◆ Given text:
>>>>>
Alexander Mahé Owens Drysdale  (born 19 November 1978) is a retired New Zealand rower. Drysdale is a two-time Olympic champion and a five-time world champion in the single sculls. He is a seven-time New Zealand national champion and five-time recipient of New Zealand Sportsman of the Year.

Early life and background
Born in Australia to New Zealand parents, the name Mahé comes from the largest island in the Seychelles. He attended Tauranga Boys' College in Tauranga, New Zealand, then the University of Auckland where he took up rowing at the age of 18. He initially gave up rowing to concentrate on his studies, but began again after watching fellow New Zealander Rob Waddell win gold at the 2000 Olympic Games. Drysdale rowed from West End Rowing Club in Avondale, Auckland, New Zealand, and is also a member of the Tideway Scullers School, London.

World Championships
Drysdale first represented for New Zealand at the Rowing World Cup III in 2002, in the New Zealand coxless four. After the 2004 Olympic Games, where his New Zealand crew finished fifth in the final, Drysdale switched to the single scull. He won his first World Championship title at the 2005 World Rowing Championships at Gifu, Japan, despite having broken two vertebrae in a crash with a water skier earlier in the year.

He successfully defended his title in 2006 at Dorney Lake, Eton, England, in 2007 at Munich, Germany, and again in 2009 in Poznań, Poland, holding off Britain's Alan Campbell and the Czech Republic's Ondřej Synek. At the 2009 World Rowing Championships he beat his own world best time in the single and reduced it to 6:33.35. As of 2021 that time stands as the best time at a World Rowing Championship  but it was beaten in 2017 by his countryman Robbie Manson for the new men's single scull world record.
<<<<<
◆ Task requirements:
1. Retype the passage about Alexander Drysdale word for word, starting with "Alexander Mahé Owens" and going on through "Scullers School, London.".
2. Name every person other than Drysdale who is mentioned in the passage about Alexander Drysdale.
You won't need the records for anything here.

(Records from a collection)
>>>>>
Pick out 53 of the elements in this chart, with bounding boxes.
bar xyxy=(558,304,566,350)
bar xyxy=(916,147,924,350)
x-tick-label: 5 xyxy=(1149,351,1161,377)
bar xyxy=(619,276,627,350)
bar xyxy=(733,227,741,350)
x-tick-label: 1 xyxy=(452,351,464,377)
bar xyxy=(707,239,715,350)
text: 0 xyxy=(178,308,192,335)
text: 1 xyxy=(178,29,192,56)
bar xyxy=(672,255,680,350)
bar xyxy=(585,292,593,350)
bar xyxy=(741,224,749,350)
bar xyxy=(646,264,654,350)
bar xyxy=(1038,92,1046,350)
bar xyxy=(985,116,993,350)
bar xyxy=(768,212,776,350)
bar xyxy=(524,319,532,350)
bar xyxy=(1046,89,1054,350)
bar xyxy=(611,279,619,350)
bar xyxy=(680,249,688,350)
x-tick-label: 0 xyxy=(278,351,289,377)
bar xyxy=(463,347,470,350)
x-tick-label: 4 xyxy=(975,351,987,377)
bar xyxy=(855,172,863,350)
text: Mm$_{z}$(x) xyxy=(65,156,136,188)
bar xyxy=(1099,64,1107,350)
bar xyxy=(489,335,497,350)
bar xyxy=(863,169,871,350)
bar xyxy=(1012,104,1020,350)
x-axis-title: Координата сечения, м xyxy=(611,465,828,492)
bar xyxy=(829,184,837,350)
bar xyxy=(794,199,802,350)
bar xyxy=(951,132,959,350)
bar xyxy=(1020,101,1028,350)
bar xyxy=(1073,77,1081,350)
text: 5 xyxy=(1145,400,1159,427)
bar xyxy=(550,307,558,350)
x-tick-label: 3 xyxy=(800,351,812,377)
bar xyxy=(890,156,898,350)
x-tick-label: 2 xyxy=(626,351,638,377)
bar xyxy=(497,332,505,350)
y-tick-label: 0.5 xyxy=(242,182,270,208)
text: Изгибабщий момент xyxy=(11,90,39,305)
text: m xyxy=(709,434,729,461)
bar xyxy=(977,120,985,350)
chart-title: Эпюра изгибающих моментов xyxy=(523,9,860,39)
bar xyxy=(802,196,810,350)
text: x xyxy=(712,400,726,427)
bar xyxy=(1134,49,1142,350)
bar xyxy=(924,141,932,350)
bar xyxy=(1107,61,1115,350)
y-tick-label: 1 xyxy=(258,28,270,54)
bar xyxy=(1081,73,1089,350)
<<<<<
◆ Exercise solutions:
1.
Alexander Mahé Owens Drysdale  (born 19 November 1978) is a retired New Zealand rower. Drysdale is a two-time Olympic champion and a five-time world champion in the single sculls. He is a seven-time New Zealand national champion and five-time recipient of New Zealand Sportsman of the Year.

Early life and background
Born in Australia to New Zealand parents, the name Mahé comes from the largest island in the Seychelles. He attended Tauranga Boys' College in Tauranga, New Zealand, then the University of Auckland where he took up rowing at the age of 18. He initially gave up rowing to concentrate on his studies, but began again after watching fellow New Zealander Rob Waddell win gold at the 2000 Olympic Games. Drysdale rowed from West End Rowing Club in Avondale, Auckland, New Zealand, and is also a member of the Tideway Scullers School, London.

2. Rob Waddell, Alan Campbell, Ondřej Synek, Robbie Manson